WORK TO BE COMPLETED:
Using the data below, gather each line that includes the word "left".

Dataset records:
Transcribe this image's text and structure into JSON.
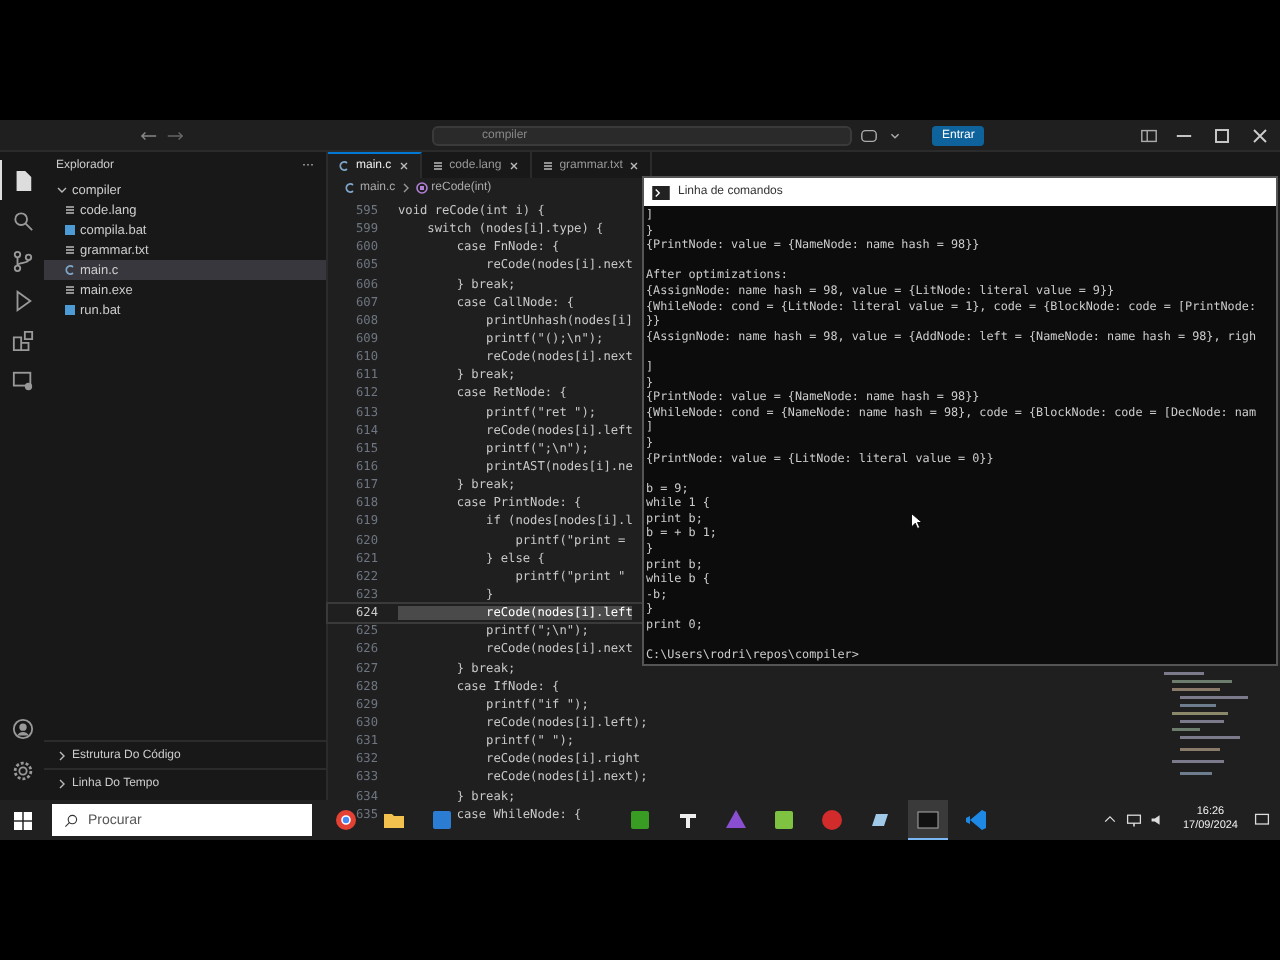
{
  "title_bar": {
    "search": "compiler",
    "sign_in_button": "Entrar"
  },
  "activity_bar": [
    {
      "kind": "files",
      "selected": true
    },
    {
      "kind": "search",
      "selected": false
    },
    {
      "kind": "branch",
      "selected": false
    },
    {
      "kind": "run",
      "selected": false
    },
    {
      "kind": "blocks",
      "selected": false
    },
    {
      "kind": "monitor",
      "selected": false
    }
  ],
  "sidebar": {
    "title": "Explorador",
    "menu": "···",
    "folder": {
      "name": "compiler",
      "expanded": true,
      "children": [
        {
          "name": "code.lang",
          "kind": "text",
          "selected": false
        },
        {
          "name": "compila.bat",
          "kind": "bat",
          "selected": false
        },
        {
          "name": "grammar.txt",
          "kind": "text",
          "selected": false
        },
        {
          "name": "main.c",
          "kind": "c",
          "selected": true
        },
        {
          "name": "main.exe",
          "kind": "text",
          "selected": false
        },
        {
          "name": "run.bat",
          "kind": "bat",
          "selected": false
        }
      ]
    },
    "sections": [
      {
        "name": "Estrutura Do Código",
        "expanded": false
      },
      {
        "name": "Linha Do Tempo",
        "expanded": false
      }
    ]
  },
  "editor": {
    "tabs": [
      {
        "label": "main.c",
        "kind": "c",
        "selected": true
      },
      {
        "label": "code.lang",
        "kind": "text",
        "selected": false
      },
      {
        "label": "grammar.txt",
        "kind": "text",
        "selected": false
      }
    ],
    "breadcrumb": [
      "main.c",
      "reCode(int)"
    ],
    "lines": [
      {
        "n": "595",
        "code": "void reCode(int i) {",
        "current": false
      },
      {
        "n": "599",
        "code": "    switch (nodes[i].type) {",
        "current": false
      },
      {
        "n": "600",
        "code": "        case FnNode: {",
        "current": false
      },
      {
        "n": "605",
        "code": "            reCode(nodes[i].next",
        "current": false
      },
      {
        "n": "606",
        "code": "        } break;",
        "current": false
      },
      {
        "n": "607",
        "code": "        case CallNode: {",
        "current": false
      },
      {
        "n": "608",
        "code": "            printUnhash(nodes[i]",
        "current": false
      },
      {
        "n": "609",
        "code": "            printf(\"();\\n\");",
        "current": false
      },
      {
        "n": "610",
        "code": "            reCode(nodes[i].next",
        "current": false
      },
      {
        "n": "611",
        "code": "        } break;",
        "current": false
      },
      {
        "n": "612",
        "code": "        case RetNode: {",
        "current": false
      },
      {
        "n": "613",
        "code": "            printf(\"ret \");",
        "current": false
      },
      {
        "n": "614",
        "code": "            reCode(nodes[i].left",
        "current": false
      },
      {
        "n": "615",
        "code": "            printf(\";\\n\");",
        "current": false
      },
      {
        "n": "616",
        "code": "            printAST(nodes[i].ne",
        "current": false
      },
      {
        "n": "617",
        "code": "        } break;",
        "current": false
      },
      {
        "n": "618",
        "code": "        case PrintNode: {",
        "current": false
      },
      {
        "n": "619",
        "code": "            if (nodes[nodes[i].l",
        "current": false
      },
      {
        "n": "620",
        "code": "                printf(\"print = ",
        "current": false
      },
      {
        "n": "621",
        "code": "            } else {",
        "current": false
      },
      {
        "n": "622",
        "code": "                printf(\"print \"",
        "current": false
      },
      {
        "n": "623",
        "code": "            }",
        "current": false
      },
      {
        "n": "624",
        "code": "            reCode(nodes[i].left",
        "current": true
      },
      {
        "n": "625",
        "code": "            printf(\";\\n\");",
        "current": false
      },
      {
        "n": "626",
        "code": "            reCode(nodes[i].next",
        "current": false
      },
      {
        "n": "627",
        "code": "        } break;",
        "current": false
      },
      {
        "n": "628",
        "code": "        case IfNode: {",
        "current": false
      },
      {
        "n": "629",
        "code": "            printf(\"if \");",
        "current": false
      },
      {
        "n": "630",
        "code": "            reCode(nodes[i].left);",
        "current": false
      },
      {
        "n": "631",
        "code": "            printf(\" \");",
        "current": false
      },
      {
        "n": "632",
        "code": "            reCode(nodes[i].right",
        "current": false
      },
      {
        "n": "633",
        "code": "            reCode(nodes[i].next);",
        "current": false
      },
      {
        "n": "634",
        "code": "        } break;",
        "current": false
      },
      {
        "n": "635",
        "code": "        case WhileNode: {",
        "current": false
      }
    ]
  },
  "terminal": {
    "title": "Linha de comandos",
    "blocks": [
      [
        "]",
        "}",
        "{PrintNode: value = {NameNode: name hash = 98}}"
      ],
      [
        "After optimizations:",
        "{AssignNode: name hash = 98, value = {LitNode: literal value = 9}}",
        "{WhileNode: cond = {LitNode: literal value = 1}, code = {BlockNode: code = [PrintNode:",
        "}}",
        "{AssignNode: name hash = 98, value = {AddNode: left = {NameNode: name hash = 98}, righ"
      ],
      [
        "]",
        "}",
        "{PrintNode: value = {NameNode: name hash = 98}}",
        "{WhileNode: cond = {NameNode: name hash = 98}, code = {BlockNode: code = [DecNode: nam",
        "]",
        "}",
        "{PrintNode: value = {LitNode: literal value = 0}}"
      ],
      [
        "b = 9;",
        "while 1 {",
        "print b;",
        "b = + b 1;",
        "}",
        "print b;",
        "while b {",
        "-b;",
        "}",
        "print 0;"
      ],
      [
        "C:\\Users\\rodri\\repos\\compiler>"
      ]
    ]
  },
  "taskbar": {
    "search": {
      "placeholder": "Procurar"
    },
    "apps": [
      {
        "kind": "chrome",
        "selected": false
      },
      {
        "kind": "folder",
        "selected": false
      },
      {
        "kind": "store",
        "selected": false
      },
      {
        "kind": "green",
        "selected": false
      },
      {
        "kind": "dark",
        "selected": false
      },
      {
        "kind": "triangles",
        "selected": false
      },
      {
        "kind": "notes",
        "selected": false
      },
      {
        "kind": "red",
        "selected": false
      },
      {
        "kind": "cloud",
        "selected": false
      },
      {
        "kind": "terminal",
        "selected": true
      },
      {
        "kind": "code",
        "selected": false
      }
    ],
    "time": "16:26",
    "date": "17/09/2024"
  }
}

WRITTEN ANSWER:
        "code": "            reCode(nodes[i].left",
        "code": "            reCode(nodes[i].left",
        "code": "            reCode(nodes[i].left);",
        "{AssignNode: name hash = 98, value = {AddNode: left = {NameNode: name hash = 98}, righ"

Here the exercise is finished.